Every line below should be copied exactly; drop the pictures.

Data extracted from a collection
■ ■ ■

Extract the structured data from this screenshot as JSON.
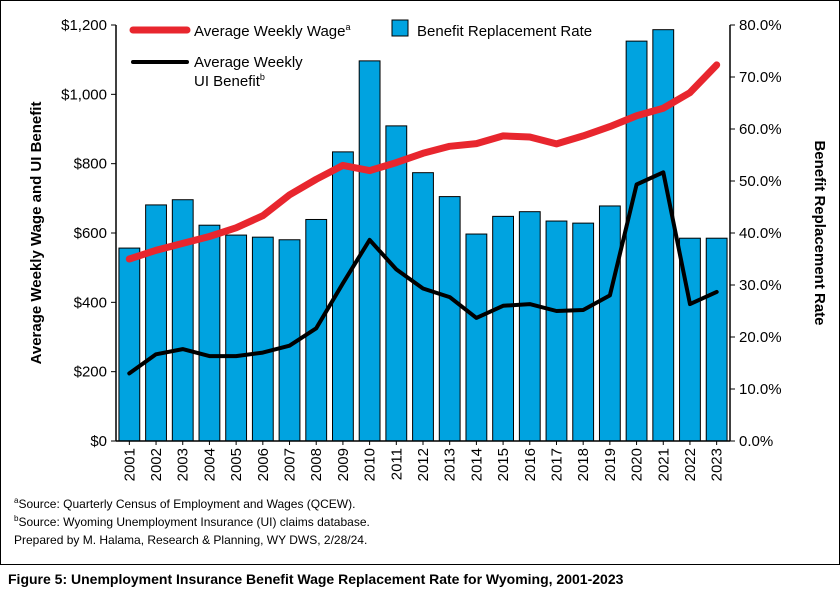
{
  "chart_data": {
    "type": "bar+line",
    "categories": [
      "2001",
      "2002",
      "2003",
      "2004",
      "2005",
      "2006",
      "2007",
      "2008",
      "2009",
      "2010",
      "2011",
      "2012",
      "2013",
      "2014",
      "2015",
      "2016",
      "2017",
      "2018",
      "2019",
      "2020",
      "2021",
      "2022",
      "2023"
    ],
    "bars": {
      "name": "Benefit Replacement Rate",
      "color": "#00A3E0",
      "axis": "right",
      "values": [
        37.1,
        45.4,
        46.4,
        41.5,
        39.6,
        39.2,
        38.7,
        42.6,
        55.6,
        73.1,
        60.6,
        51.6,
        47.0,
        39.8,
        43.2,
        44.1,
        42.3,
        41.9,
        45.2,
        76.9,
        79.1,
        39.0,
        39.0
      ]
    },
    "series": [
      {
        "name": "Average Weekly Wage",
        "superscript": "a",
        "color": "#E8262E",
        "axis": "left",
        "values": [
          525,
          550,
          570,
          590,
          615,
          650,
          710,
          755,
          795,
          780,
          803,
          830,
          850,
          858,
          880,
          877,
          857,
          880,
          907,
          938,
          960,
          1005,
          1085
        ]
      },
      {
        "name": "Average Weekly UI Benefit",
        "name_line1": "Average Weekly",
        "name_line2": "UI Benefit",
        "superscript": "b",
        "color": "#000000",
        "axis": "left",
        "values": [
          195,
          250,
          265,
          245,
          245,
          255,
          275,
          325,
          455,
          580,
          495,
          440,
          415,
          355,
          390,
          395,
          375,
          378,
          420,
          740,
          775,
          395,
          430
        ]
      }
    ],
    "left_axis": {
      "label": "Average Weekly Wage and UI Benefit",
      "min": 0,
      "max": 1200,
      "step": 200,
      "ticks": [
        "$0",
        "$200",
        "$400",
        "$600",
        "$800",
        "$1,000",
        "$1,200"
      ]
    },
    "right_axis": {
      "label": "Benefit Replacement Rate",
      "min": 0,
      "max": 80,
      "step": 10,
      "ticks": [
        "0.0%",
        "10.0%",
        "20.0%",
        "30.0%",
        "40.0%",
        "50.0%",
        "60.0%",
        "70.0%",
        "80.0%"
      ]
    },
    "legend_placement": "top-left",
    "grid": false
  },
  "notes": {
    "source_a_mark": "a",
    "source_a": "Source: Quarterly Census of Employment and Wages (QCEW).",
    "source_b_mark": "b",
    "source_b": "Source: Wyoming Unemployment Insurance (UI) claims database.",
    "prepared": "Prepared by M. Halama, Research & Planning, WY DWS, 2/28/24."
  },
  "caption": "Figure 5: Unemployment Insurance Benefit Wage Replacement Rate for Wyoming, 2001-2023"
}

■ ■ ■

> The answer:
Extract the structured data from this screenshot as JSON.
{
  "chart_data": {
    "type": "bar+line",
    "categories": [
      "2001",
      "2002",
      "2003",
      "2004",
      "2005",
      "2006",
      "2007",
      "2008",
      "2009",
      "2010",
      "2011",
      "2012",
      "2013",
      "2014",
      "2015",
      "2016",
      "2017",
      "2018",
      "2019",
      "2020",
      "2021",
      "2022",
      "2023"
    ],
    "bars": {
      "name": "Benefit Replacement Rate",
      "color": "#00A3E0",
      "axis": "right",
      "values": [
        37.1,
        45.4,
        46.4,
        41.5,
        39.6,
        39.2,
        38.7,
        42.6,
        55.6,
        73.1,
        60.6,
        51.6,
        47.0,
        39.8,
        43.2,
        44.1,
        42.3,
        41.9,
        45.2,
        76.9,
        79.1,
        39.0,
        39.0
      ]
    },
    "series": [
      {
        "name": "Average Weekly Wage",
        "superscript": "a",
        "color": "#E8262E",
        "axis": "left",
        "values": [
          525,
          550,
          570,
          590,
          615,
          650,
          710,
          755,
          795,
          780,
          803,
          830,
          850,
          858,
          880,
          877,
          857,
          880,
          907,
          938,
          960,
          1005,
          1085
        ]
      },
      {
        "name": "Average Weekly UI Benefit",
        "name_line1": "Average Weekly",
        "name_line2": "UI Benefit",
        "superscript": "b",
        "color": "#000000",
        "axis": "left",
        "values": [
          195,
          250,
          265,
          245,
          245,
          255,
          275,
          325,
          455,
          580,
          495,
          440,
          415,
          355,
          390,
          395,
          375,
          378,
          420,
          740,
          775,
          395,
          430
        ]
      }
    ],
    "left_axis": {
      "label": "Average Weekly Wage and UI Benefit",
      "min": 0,
      "max": 1200,
      "step": 200,
      "ticks": [
        "$0",
        "$200",
        "$400",
        "$600",
        "$800",
        "$1,000",
        "$1,200"
      ]
    },
    "right_axis": {
      "label": "Benefit Replacement Rate",
      "min": 0,
      "max": 80,
      "step": 10,
      "ticks": [
        "0.0%",
        "10.0%",
        "20.0%",
        "30.0%",
        "40.0%",
        "50.0%",
        "60.0%",
        "70.0%",
        "80.0%"
      ]
    },
    "legend_placement": "top-left",
    "grid": false
  },
  "notes": {
    "source_a_mark": "a",
    "source_a": "Source: Quarterly Census of Employment and Wages (QCEW).",
    "source_b_mark": "b",
    "source_b": "Source: Wyoming Unemployment Insurance (UI) claims database.",
    "prepared": "Prepared by M. Halama, Research & Planning, WY DWS, 2/28/24."
  },
  "caption": "Figure 5: Unemployment Insurance Benefit Wage Replacement Rate for Wyoming, 2001-2023"
}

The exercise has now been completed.